Raw records:
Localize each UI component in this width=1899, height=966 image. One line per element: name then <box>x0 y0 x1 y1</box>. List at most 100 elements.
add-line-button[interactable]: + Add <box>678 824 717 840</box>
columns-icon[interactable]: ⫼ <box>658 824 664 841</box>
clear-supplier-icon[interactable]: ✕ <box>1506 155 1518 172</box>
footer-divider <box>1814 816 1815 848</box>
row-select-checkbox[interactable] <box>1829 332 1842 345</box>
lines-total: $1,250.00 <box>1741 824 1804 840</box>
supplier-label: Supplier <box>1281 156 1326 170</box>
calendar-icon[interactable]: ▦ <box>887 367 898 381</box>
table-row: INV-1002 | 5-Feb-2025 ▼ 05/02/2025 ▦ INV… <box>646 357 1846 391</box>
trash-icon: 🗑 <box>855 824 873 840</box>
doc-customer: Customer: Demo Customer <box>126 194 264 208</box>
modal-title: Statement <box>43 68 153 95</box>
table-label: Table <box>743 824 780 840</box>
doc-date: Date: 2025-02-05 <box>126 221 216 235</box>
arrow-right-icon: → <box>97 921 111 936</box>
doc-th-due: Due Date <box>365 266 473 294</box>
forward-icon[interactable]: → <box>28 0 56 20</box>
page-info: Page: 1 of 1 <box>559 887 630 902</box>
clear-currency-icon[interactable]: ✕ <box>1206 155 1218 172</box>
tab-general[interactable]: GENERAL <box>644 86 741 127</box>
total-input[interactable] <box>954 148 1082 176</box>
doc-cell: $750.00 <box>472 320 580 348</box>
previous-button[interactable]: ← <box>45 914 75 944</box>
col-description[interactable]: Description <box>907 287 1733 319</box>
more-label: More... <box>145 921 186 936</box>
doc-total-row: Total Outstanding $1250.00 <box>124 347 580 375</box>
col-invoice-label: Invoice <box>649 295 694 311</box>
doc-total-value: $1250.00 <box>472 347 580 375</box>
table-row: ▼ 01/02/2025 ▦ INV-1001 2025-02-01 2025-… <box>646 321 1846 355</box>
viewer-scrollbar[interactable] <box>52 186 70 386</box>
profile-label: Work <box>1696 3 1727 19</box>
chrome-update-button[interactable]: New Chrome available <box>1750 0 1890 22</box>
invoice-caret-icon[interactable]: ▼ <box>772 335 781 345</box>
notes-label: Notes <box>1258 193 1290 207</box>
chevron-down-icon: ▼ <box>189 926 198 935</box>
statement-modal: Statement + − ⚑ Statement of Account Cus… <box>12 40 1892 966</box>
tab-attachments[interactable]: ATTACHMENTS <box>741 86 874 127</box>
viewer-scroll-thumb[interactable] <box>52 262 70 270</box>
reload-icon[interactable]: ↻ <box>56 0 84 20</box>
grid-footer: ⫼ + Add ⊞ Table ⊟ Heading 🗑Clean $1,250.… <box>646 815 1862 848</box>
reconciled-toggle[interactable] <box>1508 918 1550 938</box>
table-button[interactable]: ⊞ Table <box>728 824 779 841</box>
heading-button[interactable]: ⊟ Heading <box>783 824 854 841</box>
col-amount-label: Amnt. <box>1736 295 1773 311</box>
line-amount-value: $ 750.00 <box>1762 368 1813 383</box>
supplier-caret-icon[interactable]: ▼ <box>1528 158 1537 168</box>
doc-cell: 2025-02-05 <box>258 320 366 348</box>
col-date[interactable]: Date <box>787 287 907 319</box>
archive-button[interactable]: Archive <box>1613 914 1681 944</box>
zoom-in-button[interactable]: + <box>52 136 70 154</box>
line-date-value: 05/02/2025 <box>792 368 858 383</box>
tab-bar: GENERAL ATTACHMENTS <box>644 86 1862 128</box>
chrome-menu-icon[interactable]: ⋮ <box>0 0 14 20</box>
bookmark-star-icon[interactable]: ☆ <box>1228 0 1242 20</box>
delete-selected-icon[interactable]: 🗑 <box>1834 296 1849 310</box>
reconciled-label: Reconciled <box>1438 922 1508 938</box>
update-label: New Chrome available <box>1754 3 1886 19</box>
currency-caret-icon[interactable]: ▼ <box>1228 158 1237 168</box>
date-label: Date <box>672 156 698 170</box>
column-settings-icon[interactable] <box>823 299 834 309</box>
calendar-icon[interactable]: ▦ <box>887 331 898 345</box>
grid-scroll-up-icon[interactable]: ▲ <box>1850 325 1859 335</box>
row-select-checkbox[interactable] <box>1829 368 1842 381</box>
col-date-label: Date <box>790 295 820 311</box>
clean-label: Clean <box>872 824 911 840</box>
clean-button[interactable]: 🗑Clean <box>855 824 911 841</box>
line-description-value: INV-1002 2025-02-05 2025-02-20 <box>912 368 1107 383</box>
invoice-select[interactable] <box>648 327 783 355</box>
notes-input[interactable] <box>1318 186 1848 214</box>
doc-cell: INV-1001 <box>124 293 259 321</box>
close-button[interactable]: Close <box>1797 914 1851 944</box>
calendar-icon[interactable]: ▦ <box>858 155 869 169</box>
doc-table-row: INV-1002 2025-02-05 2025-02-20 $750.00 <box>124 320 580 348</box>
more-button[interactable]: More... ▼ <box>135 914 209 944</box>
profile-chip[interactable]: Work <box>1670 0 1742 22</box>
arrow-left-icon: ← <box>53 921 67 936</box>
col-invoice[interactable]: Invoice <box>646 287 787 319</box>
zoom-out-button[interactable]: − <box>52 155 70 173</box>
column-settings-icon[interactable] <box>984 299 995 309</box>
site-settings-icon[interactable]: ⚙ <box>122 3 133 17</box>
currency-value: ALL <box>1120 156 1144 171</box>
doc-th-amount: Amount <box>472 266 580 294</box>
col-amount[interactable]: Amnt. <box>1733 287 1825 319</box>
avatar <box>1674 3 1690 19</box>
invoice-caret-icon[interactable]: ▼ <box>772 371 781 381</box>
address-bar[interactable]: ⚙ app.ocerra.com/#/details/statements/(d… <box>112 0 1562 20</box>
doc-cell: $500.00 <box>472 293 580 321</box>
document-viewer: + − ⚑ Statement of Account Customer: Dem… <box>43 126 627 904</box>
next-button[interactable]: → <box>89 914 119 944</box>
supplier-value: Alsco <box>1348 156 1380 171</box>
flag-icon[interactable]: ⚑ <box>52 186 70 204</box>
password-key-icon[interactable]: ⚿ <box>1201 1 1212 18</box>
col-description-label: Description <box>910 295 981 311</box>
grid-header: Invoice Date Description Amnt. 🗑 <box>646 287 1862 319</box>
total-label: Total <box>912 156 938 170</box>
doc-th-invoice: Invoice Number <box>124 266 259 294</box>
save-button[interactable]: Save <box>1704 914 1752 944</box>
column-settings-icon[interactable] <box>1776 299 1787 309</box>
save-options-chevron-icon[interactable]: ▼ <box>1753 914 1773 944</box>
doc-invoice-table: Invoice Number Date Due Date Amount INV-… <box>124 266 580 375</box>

To do: Copy the rows word for word, from the first line up to and including the line with "modal-title: Statement <box>43".

Finished task:
Localize each UI component in this width=1899, height=966 image. One line per element: name then <box>x0 y0 x1 y1</box>. List at most 100 elements.
add-line-button[interactable]: + Add <box>678 824 717 840</box>
columns-icon[interactable]: ⫼ <box>658 824 664 841</box>
clear-supplier-icon[interactable]: ✕ <box>1506 155 1518 172</box>
footer-divider <box>1814 816 1815 848</box>
row-select-checkbox[interactable] <box>1829 332 1842 345</box>
lines-total: $1,250.00 <box>1741 824 1804 840</box>
supplier-label: Supplier <box>1281 156 1326 170</box>
calendar-icon[interactable]: ▦ <box>887 367 898 381</box>
table-row: INV-1002 | 5-Feb-2025 ▼ 05/02/2025 ▦ INV… <box>646 357 1846 391</box>
trash-icon: 🗑 <box>855 824 873 840</box>
doc-customer: Customer: Demo Customer <box>126 194 264 208</box>
modal-title: Statement <box>43 68 153 95</box>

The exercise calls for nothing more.